===== INPUT FOR THIS TASK

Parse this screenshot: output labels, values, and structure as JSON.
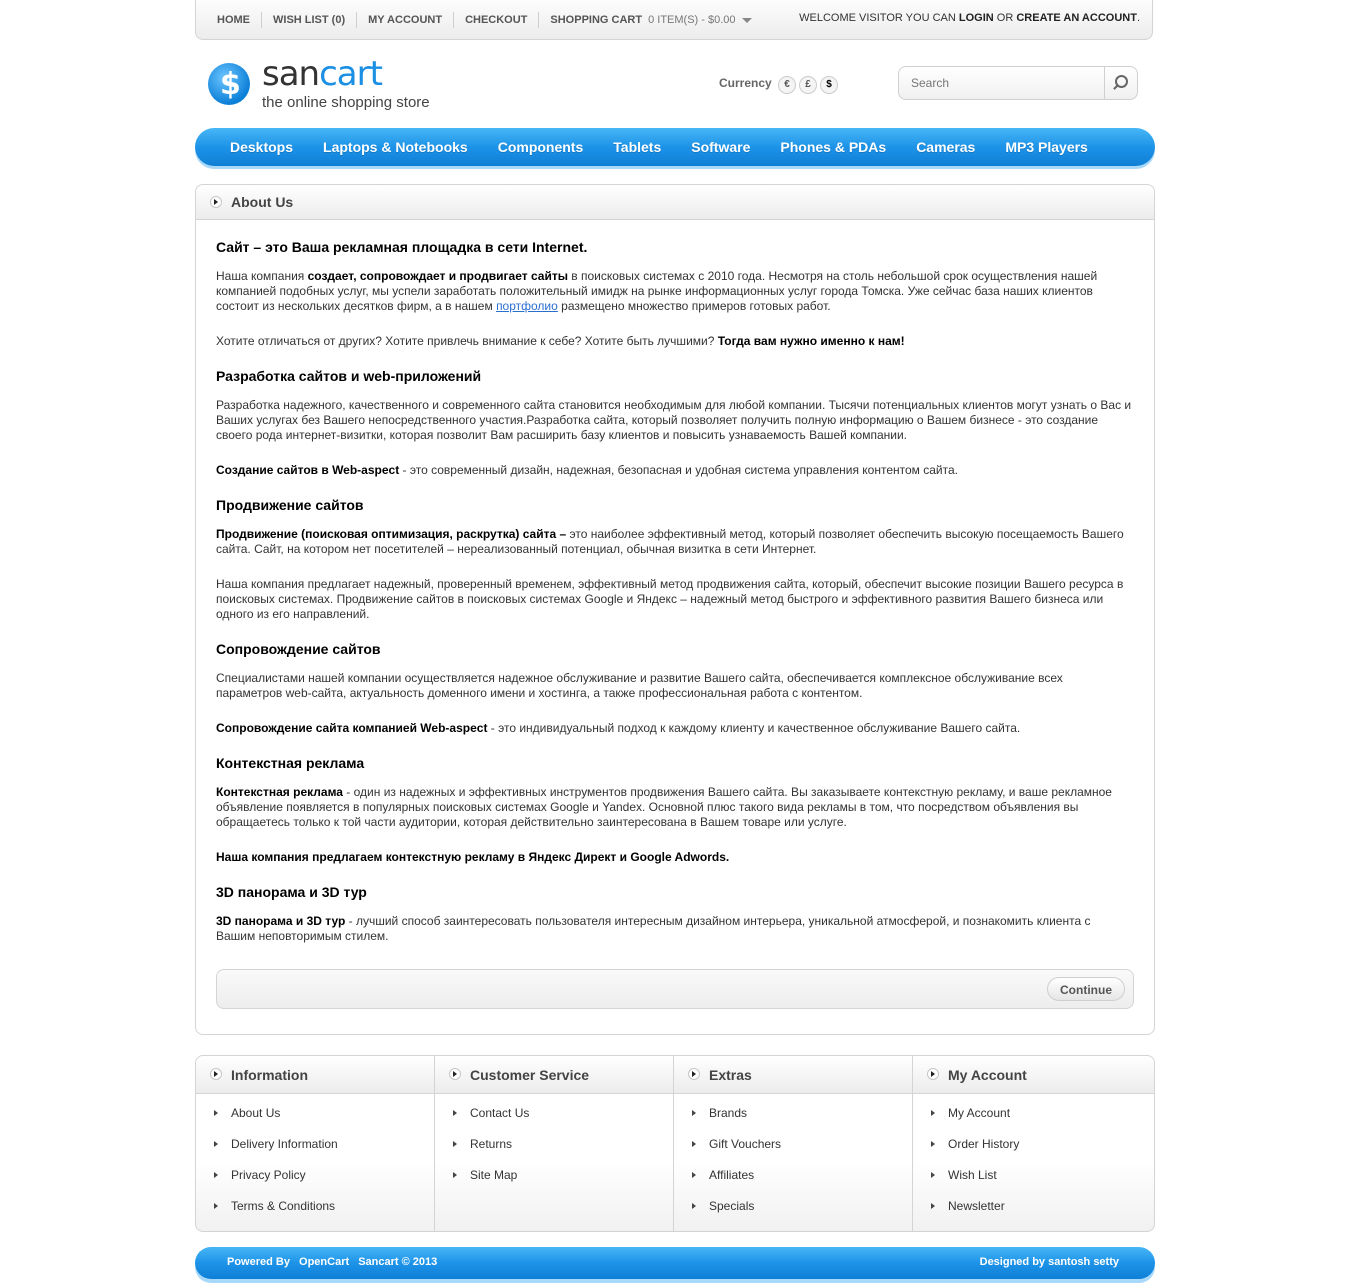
{
  "topbar": {
    "links": [
      "HOME",
      "WISH LIST (0)",
      "MY ACCOUNT",
      "CHECKOUT"
    ],
    "cart_label": "SHOPPING CART",
    "cart_status": "0 ITEM(S) - $0.00",
    "welcome_prefix": "WELCOME VISITOR YOU CAN",
    "login": "LOGIN",
    "or": "OR",
    "create_account": "CREATE AN ACCOUNT",
    "period": "."
  },
  "logo": {
    "name_1": "san",
    "name_2": "cart",
    "tagline": "the online shopping store"
  },
  "currency": {
    "label": "Currency",
    "options": [
      "€",
      "£",
      "$"
    ],
    "selected": "$"
  },
  "search": {
    "placeholder": "Search"
  },
  "menu": [
    "Desktops",
    "Laptops & Notebooks",
    "Components",
    "Tablets",
    "Software",
    "Phones & PDAs",
    "Cameras",
    "MP3 Players"
  ],
  "content": {
    "title": "About Us",
    "h_intro": "Сайт – это Ваша рекламная площадка в сети Internet.",
    "p1_a": "Наша компания ",
    "p1_b": "создает, сопровождает и продвигает сайты",
    "p1_c": " в поисковых системах с  2010 года. Несмотря на столь небольшой срок осуществления нашей компанией подобных услуг, мы успели заработать положительный имидж на рынке информационных услуг города Томска. Уже сейчас база наших клиентов состоит из нескольких десятков фирм, а в нашем ",
    "p1_link": "портфолио",
    "p1_d": " размещено множество примеров готовых работ.",
    "p2_a": "Хотите отличаться от других? Хотите привлечь внимание к себе? Хотите быть лучшими? ",
    "p2_b": "Тогда вам нужно именно к нам!",
    "h_dev": "Разработка сайтов и web-приложений",
    "p3": "Разработка надежного, качественного и современного сайта становится необходимым для любой компании. Тысячи потенциальных клиентов могут узнать о Вас и Ваших услугах без Вашего непосредственного участия.Разработка сайта, который позволяет получить полную информацию о Вашем бизнесе - это создание своего рода интернет-визитки, которая позволит Вам расширить базу клиентов и  повысить узнаваемость Вашей компании.",
    "p4_a": "Создание сайтов в Web-aspect",
    "p4_b": " - это современный дизайн, надежная, безопасная и удобная система управления контентом сайта.",
    "h_promo": "Продвижение сайтов",
    "p5_a": "Продвижение (поисковая оптимизация, раскрутка) сайта –",
    "p5_b": " это наиболее эффективный метод, который позволяет обеспечить высокую посещаемость Вашего сайта. Сайт, на котором нет посетителей – нереализованный потенциал, обычная визитка в сети Интернет.",
    "p6": "Наша компания предлагает надежный, проверенный временем, эффективный метод продвижения сайта, который, обеспечит высокие позиции Вашего ресурса в поисковых системах. Продвижение сайтов в поисковых системах Google и Яндекс – надежный метод быстрого и эффективного развития Вашего бизнеса или одного из его направлений.",
    "h_support": "Сопровождение сайтов",
    "p7": "Специалистами нашей компании осуществляется надежное обслуживание и развитие Вашего сайта, обеспечивается комплексное обслуживание всех параметров web-сайта, актуальность доменного имени и хостинга, а также профессиональная работа с контентом.",
    "p8_a": "Сопровождение сайта компанией Web-aspect",
    "p8_b": " - это индивидуальный подход к каждому клиенту и качественное обслуживание Вашего сайта.",
    "h_ads": "Контекстная реклама",
    "p9_a": "Контекстная реклама",
    "p9_b": " - один из надежных и эффективных инструментов продвижения Вашего сайта. Вы заказываете контекстную рекламу, и ваше рекламное объявление появляется в популярных поисковых системах Google и Yandex. Основной плюс такого вида рекламы в том, что посредством объявления вы обращаетесь только к той части аудитории, которая действительно заинтересована в Вашем товаре или услуге.",
    "p10": "Наша компания предлагаем контекстную рекламу в Яндекс Директ и Google Adwords.",
    "h_3d": "3D панорама и 3D тур",
    "p11_a": "3D панорама и 3D тур",
    "p11_b": " - лучший способ заинтересовать пользователя интересным дизайном интерьера, уникальной атмосферой, и познакомить клиента с Вашим неповторимым стилем.",
    "continue": "Continue"
  },
  "footer": {
    "columns": [
      {
        "title": "Information",
        "links": [
          "About Us",
          "Delivery Information",
          "Privacy Policy",
          "Terms & Conditions"
        ]
      },
      {
        "title": "Customer Service",
        "links": [
          "Contact Us",
          "Returns",
          "Site Map"
        ]
      },
      {
        "title": "Extras",
        "links": [
          "Brands",
          "Gift Vouchers",
          "Affiliates",
          "Specials"
        ]
      },
      {
        "title": "My Account",
        "links": [
          "My Account",
          "Order History",
          "Wish List",
          "Newsletter"
        ]
      }
    ]
  },
  "bottombar": {
    "powered_by": "Powered By",
    "opencart": "OpenCart",
    "sancart": "Sancart © 2013",
    "designed": "Designed by santosh setty"
  },
  "colors": {
    "accent": "#1d93e8",
    "link": "#2a6fd0"
  }
}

==========

→ SET PROBLEM
Leave out the pictures and restate everything else word for word.

→ FULL OUTPUT
Parse this screenshot: output labels, values, and structure as JSON.
{
  "topbar": {
    "links": [
      "HOME",
      "WISH LIST (0)",
      "MY ACCOUNT",
      "CHECKOUT"
    ],
    "cart_label": "SHOPPING CART",
    "cart_status": "0 ITEM(S) - $0.00",
    "welcome_prefix": "WELCOME VISITOR YOU CAN",
    "login": "LOGIN",
    "or": "OR",
    "create_account": "CREATE AN ACCOUNT",
    "period": "."
  },
  "logo": {
    "name_1": "san",
    "name_2": "cart",
    "tagline": "the online shopping store"
  },
  "currency": {
    "label": "Currency",
    "options": [
      "€",
      "£",
      "$"
    ],
    "selected": "$"
  },
  "search": {
    "placeholder": "Search"
  },
  "menu": [
    "Desktops",
    "Laptops & Notebooks",
    "Components",
    "Tablets",
    "Software",
    "Phones & PDAs",
    "Cameras",
    "MP3 Players"
  ],
  "content": {
    "title": "About Us",
    "h_intro": "Сайт – это Ваша рекламная площадка в сети Internet.",
    "p1_a": "Наша компания ",
    "p1_b": "создает, сопровождает и продвигает сайты",
    "p1_c": " в поисковых системах с  2010 года. Несмотря на столь небольшой срок осуществления нашей компанией подобных услуг, мы успели заработать положительный имидж на рынке информационных услуг города Томска. Уже сейчас база наших клиентов состоит из нескольких десятков фирм, а в нашем ",
    "p1_link": "портфолио",
    "p1_d": " размещено множество примеров готовых работ.",
    "p2_a": "Хотите отличаться от других? Хотите привлечь внимание к себе? Хотите быть лучшими? ",
    "p2_b": "Тогда вам нужно именно к нам!",
    "h_dev": "Разработка сайтов и web-приложений",
    "p3": "Разработка надежного, качественного и современного сайта становится необходимым для любой компании. Тысячи потенциальных клиентов могут узнать о Вас и Ваших услугах без Вашего непосредственного участия.Разработка сайта, который позволяет получить полную информацию о Вашем бизнесе - это создание своего рода интернет-визитки, которая позволит Вам расширить базу клиентов и  повысить узнаваемость Вашей компании.",
    "p4_a": "Создание сайтов в Web-aspect",
    "p4_b": " - это современный дизайн, надежная, безопасная и удобная система управления контентом сайта.",
    "h_promo": "Продвижение сайтов",
    "p5_a": "Продвижение (поисковая оптимизация, раскрутка) сайта –",
    "p5_b": " это наиболее эффективный метод, который позволяет обеспечить высокую посещаемость Вашего сайта. Сайт, на котором нет посетителей – нереализованный потенциал, обычная визитка в сети Интернет.",
    "p6": "Наша компания предлагает надежный, проверенный временем, эффективный метод продвижения сайта, который, обеспечит высокие позиции Вашего ресурса в поисковых системах. Продвижение сайтов в поисковых системах Google и Яндекс – надежный метод быстрого и эффективного развития Вашего бизнеса или одного из его направлений.",
    "h_support": "Сопровождение сайтов",
    "p7": "Специалистами нашей компании осуществляется надежное обслуживание и развитие Вашего сайта, обеспечивается комплексное обслуживание всех параметров web-сайта, актуальность доменного имени и хостинга, а также профессиональная работа с контентом.",
    "p8_a": "Сопровождение сайта компанией Web-aspect",
    "p8_b": " - это индивидуальный подход к каждому клиенту и качественное обслуживание Вашего сайта.",
    "h_ads": "Контекстная реклама",
    "p9_a": "Контекстная реклама",
    "p9_b": " - один из надежных и эффективных инструментов продвижения Вашего сайта. Вы заказываете контекстную рекламу, и ваше рекламное объявление появляется в популярных поисковых системах Google и Yandex. Основной плюс такого вида рекламы в том, что посредством объявления вы обращаетесь только к той части аудитории, которая действительно заинтересована в Вашем товаре или услуге.",
    "p10": "Наша компания предлагаем контекстную рекламу в Яндекс Директ и Google Adwords.",
    "h_3d": "3D панорама и 3D тур",
    "p11_a": "3D панорама и 3D тур",
    "p11_b": " - лучший способ заинтересовать пользователя интересным дизайном интерьера, уникальной атмосферой, и познакомить клиента с Вашим неповторимым стилем.",
    "continue": "Continue"
  },
  "footer": {
    "columns": [
      {
        "title": "Information",
        "links": [
          "About Us",
          "Delivery Information",
          "Privacy Policy",
          "Terms & Conditions"
        ]
      },
      {
        "title": "Customer Service",
        "links": [
          "Contact Us",
          "Returns",
          "Site Map"
        ]
      },
      {
        "title": "Extras",
        "links": [
          "Brands",
          "Gift Vouchers",
          "Affiliates",
          "Specials"
        ]
      },
      {
        "title": "My Account",
        "links": [
          "My Account",
          "Order History",
          "Wish List",
          "Newsletter"
        ]
      }
    ]
  },
  "bottombar": {
    "powered_by": "Powered By",
    "opencart": "OpenCart",
    "sancart": "Sancart © 2013",
    "designed": "Designed by santosh setty"
  },
  "colors": {
    "accent": "#1d93e8",
    "link": "#2a6fd0"
  }
}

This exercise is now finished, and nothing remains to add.